Work out how many lines hold the string "selection". Give that number and nothing more.
___ Supplied material
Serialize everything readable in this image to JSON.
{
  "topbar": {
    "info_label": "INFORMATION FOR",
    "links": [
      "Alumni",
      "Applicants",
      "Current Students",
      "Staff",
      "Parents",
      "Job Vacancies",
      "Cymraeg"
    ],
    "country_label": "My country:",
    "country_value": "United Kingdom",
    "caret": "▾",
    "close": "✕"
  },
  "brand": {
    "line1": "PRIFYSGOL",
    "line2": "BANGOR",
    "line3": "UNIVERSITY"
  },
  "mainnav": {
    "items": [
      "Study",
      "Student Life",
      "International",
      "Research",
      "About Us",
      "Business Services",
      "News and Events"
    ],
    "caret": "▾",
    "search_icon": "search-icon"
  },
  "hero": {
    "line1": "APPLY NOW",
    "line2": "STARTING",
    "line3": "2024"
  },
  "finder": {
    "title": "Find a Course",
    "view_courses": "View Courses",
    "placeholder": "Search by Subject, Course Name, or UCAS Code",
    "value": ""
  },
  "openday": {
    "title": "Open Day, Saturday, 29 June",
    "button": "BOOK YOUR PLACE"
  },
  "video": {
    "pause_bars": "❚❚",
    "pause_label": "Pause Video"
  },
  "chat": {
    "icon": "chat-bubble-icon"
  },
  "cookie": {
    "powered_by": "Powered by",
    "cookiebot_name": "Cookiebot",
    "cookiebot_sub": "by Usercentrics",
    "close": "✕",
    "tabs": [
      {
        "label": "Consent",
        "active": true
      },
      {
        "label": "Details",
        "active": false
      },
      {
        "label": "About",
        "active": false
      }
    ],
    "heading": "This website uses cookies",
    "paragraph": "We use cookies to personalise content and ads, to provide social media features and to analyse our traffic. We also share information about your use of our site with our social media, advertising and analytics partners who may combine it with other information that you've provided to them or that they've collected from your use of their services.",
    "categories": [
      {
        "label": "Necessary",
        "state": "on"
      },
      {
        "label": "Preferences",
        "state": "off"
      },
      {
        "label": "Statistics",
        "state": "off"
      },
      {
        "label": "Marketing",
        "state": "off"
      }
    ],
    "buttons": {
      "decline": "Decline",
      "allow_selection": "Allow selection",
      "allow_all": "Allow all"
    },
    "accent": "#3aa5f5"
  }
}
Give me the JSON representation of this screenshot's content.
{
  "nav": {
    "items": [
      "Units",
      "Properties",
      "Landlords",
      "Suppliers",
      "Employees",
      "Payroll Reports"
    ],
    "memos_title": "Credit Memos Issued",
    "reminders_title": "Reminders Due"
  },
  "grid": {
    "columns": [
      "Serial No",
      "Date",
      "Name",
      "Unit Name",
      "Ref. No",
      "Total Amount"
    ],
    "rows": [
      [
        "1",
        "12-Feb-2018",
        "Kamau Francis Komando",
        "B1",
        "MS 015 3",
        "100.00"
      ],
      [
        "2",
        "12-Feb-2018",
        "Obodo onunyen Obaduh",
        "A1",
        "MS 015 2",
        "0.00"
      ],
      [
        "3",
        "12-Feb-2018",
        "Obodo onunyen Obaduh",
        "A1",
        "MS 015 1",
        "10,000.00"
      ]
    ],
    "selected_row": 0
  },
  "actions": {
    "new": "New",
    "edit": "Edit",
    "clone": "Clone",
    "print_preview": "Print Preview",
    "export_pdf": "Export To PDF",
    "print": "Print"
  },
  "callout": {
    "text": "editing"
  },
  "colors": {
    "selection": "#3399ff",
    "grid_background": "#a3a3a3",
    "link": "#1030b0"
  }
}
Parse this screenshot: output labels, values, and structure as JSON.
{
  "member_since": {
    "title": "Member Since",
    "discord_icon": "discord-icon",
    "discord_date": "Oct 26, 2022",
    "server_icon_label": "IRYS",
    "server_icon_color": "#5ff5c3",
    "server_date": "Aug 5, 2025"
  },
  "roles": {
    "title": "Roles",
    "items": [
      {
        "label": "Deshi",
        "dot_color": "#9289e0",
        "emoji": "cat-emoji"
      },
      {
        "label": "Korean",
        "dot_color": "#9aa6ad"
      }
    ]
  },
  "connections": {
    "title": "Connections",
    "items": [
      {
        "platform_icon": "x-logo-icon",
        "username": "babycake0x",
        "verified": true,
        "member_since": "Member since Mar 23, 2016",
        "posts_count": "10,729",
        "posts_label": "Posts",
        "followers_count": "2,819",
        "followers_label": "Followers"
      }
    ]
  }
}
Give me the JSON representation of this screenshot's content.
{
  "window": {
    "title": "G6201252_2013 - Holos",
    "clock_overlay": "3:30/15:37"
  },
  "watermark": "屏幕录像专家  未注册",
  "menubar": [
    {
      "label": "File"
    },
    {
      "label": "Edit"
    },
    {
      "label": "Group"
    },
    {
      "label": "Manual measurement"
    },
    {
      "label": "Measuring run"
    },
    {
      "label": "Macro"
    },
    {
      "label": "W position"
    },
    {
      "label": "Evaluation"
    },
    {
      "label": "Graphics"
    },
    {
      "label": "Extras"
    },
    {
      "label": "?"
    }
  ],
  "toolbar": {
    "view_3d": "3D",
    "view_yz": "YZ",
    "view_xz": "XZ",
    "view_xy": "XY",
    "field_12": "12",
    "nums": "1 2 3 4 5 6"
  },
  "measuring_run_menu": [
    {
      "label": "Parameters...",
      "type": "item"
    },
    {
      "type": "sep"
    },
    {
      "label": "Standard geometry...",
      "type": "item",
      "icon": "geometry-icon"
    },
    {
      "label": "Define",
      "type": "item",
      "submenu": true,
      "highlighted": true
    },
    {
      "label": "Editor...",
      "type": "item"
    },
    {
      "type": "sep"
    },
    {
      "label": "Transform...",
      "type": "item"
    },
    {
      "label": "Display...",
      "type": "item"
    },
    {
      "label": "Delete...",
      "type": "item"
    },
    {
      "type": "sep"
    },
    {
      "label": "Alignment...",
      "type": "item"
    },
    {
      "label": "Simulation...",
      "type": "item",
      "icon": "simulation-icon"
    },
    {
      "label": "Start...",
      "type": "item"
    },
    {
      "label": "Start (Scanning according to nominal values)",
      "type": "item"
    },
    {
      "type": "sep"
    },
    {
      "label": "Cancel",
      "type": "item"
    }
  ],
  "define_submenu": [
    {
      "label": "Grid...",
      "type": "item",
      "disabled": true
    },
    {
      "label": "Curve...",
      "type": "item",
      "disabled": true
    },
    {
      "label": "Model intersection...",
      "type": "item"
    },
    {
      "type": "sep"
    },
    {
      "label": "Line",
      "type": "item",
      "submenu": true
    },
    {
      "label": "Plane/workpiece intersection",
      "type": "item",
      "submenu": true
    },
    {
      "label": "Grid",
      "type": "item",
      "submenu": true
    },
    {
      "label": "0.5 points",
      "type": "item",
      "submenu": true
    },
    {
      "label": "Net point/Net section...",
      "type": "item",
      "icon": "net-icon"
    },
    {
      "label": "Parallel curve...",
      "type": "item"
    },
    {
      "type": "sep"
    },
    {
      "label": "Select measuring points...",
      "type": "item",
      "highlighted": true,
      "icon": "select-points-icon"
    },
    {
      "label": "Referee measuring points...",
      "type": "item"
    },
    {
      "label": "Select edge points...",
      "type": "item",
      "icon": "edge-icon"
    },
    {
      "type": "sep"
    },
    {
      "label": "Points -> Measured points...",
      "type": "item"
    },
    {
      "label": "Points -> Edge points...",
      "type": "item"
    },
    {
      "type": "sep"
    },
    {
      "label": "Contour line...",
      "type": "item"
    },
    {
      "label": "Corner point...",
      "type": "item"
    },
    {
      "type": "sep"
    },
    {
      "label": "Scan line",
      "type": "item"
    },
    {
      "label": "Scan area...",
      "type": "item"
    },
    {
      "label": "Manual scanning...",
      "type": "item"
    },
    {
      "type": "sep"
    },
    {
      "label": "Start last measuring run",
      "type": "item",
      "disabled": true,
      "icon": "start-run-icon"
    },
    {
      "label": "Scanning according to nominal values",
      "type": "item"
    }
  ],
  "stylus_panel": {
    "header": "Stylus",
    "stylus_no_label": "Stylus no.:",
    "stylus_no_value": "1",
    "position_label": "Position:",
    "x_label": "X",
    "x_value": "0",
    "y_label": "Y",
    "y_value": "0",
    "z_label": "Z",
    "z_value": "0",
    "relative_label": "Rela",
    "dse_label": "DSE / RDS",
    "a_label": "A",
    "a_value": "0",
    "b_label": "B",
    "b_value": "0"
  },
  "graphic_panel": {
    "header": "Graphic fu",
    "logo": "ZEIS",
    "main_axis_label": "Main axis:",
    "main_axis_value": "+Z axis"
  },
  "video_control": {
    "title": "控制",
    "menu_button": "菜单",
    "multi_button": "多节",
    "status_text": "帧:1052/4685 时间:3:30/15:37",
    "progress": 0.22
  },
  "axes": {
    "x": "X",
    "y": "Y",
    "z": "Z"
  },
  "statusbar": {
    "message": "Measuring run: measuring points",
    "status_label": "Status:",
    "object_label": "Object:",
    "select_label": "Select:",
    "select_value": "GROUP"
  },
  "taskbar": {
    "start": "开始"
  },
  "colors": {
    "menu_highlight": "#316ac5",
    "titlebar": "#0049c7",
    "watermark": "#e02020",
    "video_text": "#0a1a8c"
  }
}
______
▸ **Final result**:
2